### Deine Aufgabe
Schreib aus dem folgenden Textabschnitt über die Uni Witten-Herdecke die Stelle Wort für Wort ab, die mit „Man mag zu Konrad“ anfängt und nach „Uni: die Philosophie.“ aufhört.

### Textabschnitt
────────────────
Man mag zu Konrad Schily, dem Gründer und wichtigsten Antreiber von Witten-Herdecke, stehen, wie man will. Seine Philippika aber wider „den staatlich bewirtschafteten Geist“ gehört zu den köstlichsten Büchern, die über die deutsche Uni erschienen sind. Und man braucht sich übrigens der Uni Witten in der HRK gar nicht schämen. Witten hat nicht den Hautgout, der privaten „Universitäten“ gewöhnlich anhaftet. Dass sie Ein-Fach-Schulen sind, Spezialeinrichtungen für Ökonomen, Kaderschmieden zur Herstellung von Profitgeiern. Witten kann einen fast kompletten Fächerkanon vorweisen. Und ihr künftiger Repräsentant bei der HRK, Walther Zimmerli, vertritt das Kernfach einer jeden richtigen Uni: die Philosophie.
────────────────
### Rohdaten
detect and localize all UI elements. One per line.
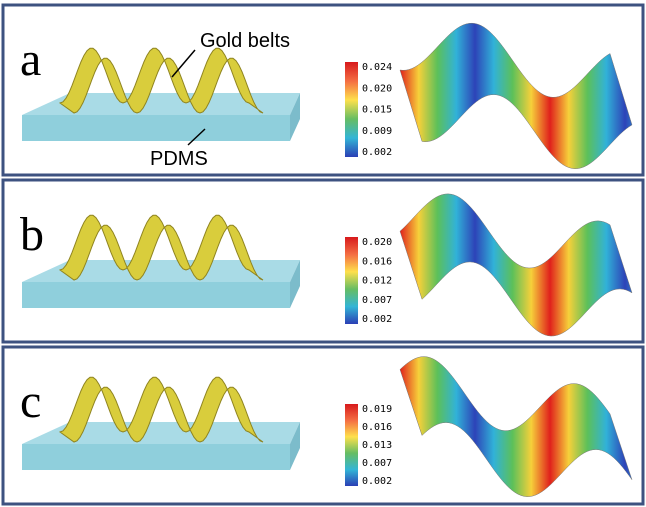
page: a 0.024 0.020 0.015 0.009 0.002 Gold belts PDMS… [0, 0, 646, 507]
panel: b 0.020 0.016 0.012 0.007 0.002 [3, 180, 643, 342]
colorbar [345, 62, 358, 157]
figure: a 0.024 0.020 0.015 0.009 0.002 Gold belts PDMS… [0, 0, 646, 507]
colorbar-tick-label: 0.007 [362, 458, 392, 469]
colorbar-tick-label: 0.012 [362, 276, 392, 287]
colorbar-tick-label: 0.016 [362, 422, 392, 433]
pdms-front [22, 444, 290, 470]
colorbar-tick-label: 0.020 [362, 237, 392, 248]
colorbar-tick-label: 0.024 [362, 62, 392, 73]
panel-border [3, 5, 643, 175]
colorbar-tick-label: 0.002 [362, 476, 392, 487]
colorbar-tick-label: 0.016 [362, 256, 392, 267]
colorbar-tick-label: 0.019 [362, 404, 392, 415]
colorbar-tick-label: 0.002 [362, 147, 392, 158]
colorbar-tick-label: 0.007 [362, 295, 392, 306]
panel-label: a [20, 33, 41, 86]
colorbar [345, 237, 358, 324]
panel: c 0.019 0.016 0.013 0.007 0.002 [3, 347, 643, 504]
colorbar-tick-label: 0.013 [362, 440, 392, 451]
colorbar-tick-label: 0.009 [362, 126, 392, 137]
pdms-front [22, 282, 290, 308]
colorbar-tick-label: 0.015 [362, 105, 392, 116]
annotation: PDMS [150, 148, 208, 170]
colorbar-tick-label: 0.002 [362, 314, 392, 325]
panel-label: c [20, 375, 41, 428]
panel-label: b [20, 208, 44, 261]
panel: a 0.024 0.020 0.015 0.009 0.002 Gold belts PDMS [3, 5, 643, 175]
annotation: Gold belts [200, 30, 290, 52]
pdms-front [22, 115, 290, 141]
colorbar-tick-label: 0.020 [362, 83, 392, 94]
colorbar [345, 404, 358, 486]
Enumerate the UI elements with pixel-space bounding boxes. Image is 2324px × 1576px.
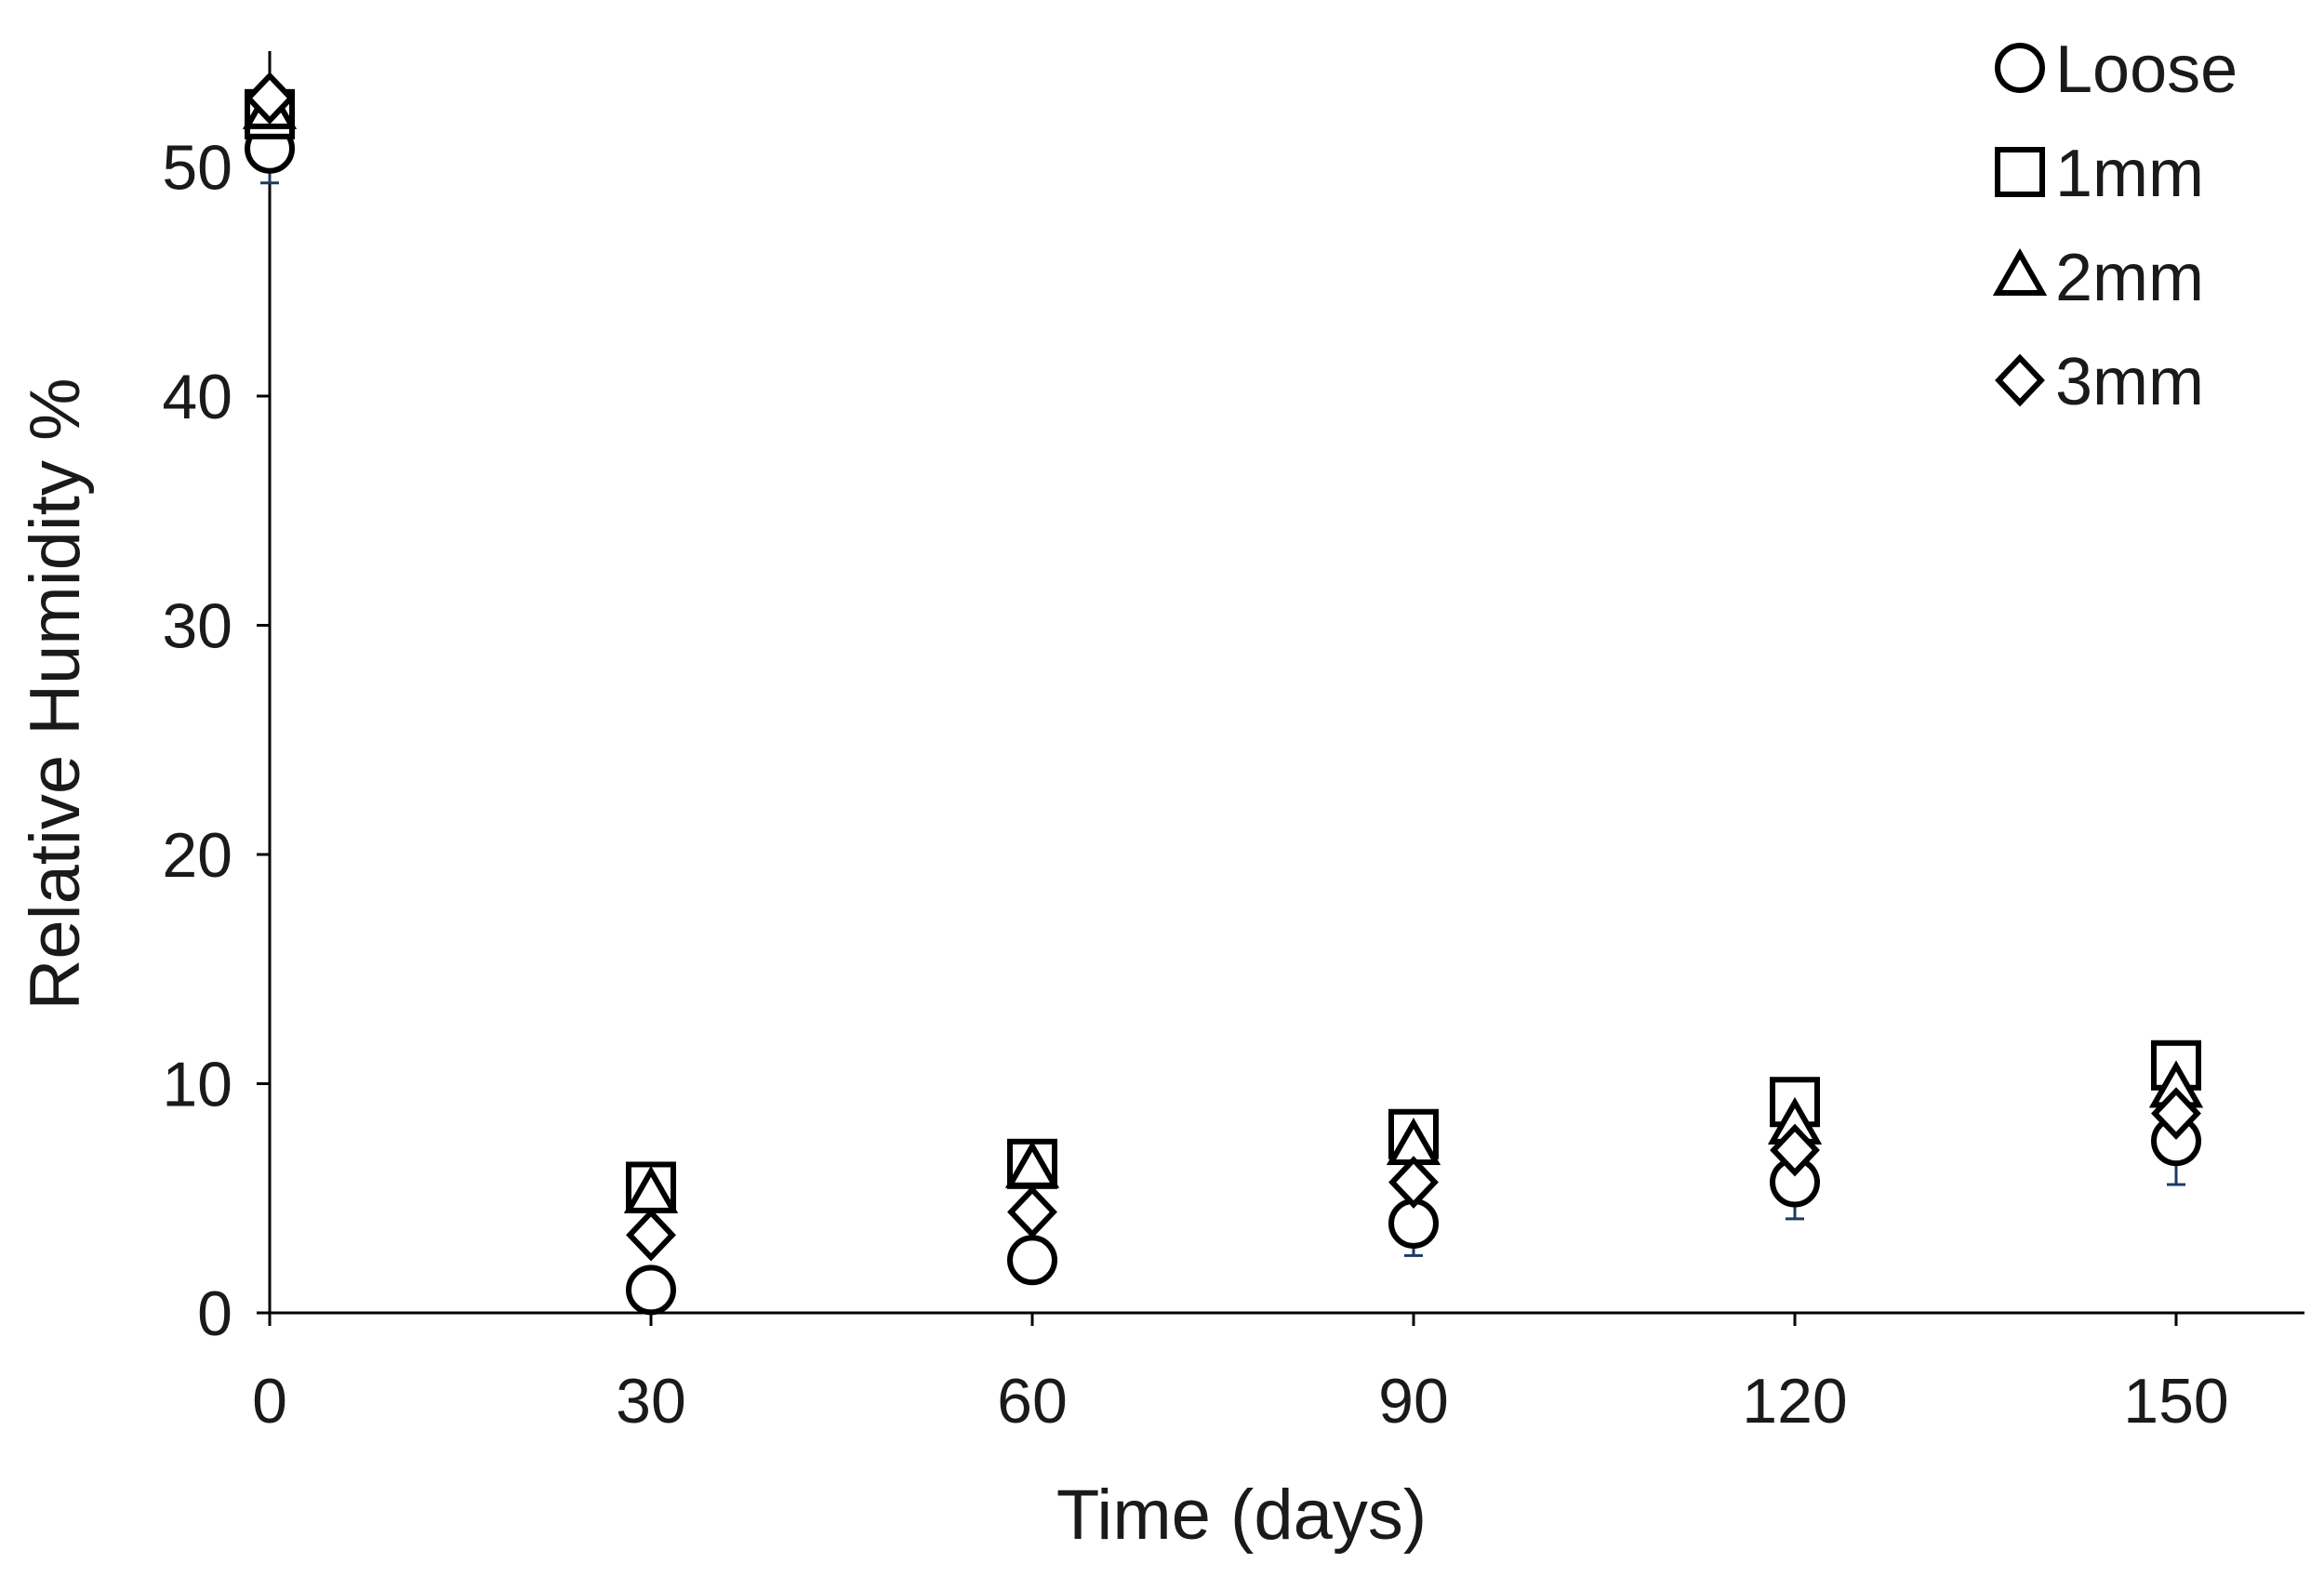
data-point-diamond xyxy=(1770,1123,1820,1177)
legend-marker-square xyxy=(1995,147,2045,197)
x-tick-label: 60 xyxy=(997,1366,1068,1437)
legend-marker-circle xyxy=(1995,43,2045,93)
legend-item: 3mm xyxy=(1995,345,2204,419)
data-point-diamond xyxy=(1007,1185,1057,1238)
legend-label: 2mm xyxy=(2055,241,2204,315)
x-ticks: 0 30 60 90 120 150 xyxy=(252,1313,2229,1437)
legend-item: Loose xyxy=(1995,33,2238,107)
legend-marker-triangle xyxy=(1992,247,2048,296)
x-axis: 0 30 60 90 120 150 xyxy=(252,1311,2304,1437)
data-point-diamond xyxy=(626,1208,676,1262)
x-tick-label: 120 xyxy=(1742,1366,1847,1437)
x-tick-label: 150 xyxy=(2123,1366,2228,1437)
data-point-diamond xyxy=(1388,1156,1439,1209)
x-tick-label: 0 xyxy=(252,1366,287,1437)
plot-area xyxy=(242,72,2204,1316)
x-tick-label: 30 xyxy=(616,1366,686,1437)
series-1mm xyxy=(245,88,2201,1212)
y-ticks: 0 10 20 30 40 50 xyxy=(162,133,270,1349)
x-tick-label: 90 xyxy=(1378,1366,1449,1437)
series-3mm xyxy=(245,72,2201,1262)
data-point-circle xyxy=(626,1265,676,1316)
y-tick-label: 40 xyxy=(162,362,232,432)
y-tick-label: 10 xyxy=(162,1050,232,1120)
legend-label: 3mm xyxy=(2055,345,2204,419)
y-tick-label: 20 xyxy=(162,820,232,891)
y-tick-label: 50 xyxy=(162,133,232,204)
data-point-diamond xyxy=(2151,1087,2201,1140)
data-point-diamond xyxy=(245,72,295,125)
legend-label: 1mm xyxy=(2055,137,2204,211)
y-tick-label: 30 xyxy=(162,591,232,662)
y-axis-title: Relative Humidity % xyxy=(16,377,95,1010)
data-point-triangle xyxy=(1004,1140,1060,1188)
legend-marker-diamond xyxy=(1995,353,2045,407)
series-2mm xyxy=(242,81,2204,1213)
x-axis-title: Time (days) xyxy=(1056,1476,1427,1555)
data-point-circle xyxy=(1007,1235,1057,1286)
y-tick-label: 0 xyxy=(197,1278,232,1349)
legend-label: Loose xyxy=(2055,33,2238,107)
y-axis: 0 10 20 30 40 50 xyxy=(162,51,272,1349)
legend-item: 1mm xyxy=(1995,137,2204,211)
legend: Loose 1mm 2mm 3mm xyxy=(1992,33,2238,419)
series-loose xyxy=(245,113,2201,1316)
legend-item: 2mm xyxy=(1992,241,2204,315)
────────────────
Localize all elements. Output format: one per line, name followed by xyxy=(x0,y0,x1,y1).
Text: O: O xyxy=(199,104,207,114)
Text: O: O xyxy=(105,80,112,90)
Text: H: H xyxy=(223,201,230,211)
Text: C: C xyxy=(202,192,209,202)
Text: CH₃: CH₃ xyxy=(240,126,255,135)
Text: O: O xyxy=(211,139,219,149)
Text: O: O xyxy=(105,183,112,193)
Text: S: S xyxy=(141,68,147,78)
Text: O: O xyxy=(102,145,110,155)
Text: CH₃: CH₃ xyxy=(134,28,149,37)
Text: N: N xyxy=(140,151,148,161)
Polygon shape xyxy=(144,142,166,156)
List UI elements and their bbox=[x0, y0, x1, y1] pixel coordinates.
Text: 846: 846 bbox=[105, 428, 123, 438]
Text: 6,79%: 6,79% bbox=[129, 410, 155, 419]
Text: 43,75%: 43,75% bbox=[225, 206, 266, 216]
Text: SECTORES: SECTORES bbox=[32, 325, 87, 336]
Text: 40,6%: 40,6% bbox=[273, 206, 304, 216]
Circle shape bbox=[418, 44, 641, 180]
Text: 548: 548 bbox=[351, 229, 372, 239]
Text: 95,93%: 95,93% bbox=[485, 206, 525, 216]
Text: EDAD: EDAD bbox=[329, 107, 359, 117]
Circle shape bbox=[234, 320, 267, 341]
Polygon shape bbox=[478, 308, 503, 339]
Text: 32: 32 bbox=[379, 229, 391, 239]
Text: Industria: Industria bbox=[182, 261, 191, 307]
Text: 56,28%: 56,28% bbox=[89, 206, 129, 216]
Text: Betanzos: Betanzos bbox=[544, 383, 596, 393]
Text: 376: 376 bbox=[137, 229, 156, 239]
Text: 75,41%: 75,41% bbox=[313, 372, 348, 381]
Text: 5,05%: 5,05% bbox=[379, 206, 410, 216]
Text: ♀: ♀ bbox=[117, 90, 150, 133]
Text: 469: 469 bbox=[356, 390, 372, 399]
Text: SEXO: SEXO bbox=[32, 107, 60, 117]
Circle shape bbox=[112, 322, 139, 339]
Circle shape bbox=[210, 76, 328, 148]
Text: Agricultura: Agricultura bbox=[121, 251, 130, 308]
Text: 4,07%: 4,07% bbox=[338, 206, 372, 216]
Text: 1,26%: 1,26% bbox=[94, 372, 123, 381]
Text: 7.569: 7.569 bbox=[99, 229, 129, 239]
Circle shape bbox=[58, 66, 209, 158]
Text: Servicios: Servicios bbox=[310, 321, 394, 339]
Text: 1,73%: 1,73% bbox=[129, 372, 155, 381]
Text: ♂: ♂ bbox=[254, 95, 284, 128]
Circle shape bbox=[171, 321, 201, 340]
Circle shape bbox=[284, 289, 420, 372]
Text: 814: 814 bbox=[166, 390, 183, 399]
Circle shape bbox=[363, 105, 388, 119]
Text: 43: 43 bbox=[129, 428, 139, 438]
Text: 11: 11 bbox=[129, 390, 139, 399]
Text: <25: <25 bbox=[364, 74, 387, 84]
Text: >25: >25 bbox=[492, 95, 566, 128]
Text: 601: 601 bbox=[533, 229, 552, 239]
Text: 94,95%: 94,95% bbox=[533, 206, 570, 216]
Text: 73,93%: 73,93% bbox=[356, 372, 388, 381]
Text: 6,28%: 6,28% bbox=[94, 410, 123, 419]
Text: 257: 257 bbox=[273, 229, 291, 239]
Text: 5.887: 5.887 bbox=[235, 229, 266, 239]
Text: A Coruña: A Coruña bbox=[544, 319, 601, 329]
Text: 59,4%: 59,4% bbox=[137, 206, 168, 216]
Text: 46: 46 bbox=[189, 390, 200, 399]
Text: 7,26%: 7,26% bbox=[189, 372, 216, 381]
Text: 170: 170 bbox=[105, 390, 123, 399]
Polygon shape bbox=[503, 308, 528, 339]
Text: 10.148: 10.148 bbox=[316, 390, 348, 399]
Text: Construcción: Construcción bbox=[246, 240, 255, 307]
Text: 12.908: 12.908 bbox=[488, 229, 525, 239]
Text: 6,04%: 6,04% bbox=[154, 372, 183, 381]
────────────────
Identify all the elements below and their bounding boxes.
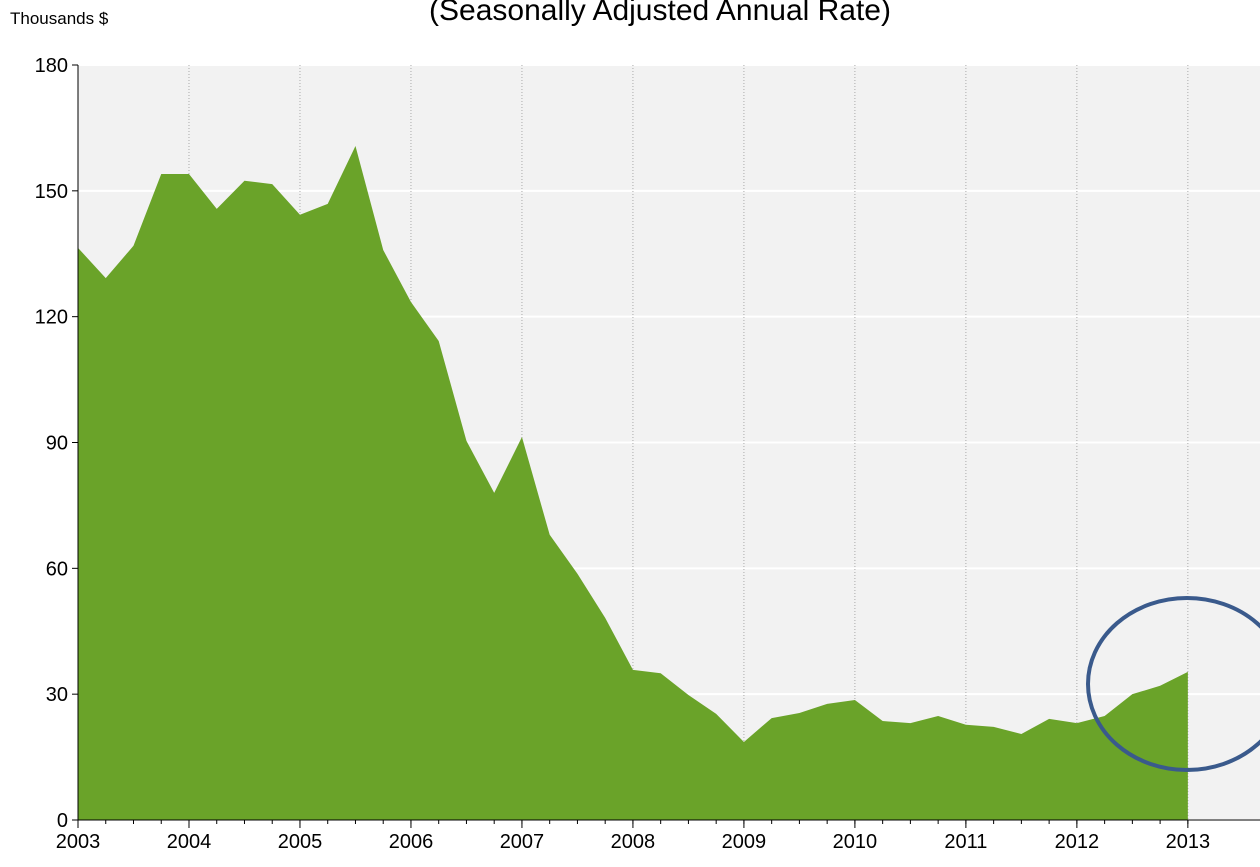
────────────────
### Das Ergebnis
Man mag zu Konrad Schily, dem Gründer und wichtigsten Antreiber von Witten-Herdecke, stehen, wie man will. Seine Philippika aber wider „den staatlich bewirtschafteten Geist“ gehört zu den köstlichsten Büchern, die über die deutsche Uni erschienen sind. Und man braucht sich übrigens der Uni Witten in der HRK gar nicht schämen. Witten hat nicht den Hautgout, der privaten „Universitäten“ gewöhnlich anhaftet. Dass sie Ein-Fach-Schulen sind, Spezialeinrichtungen für Ökonomen, Kaderschmieden zur Herstellung von Profitgeiern. Witten kann einen fast kompletten Fächerkanon vorweisen. Und ihr künftiger Repräsentant bei der HRK, Walther Zimmerli, vertritt das Kernfach einer jeden richtigen Uni: die Philosophie.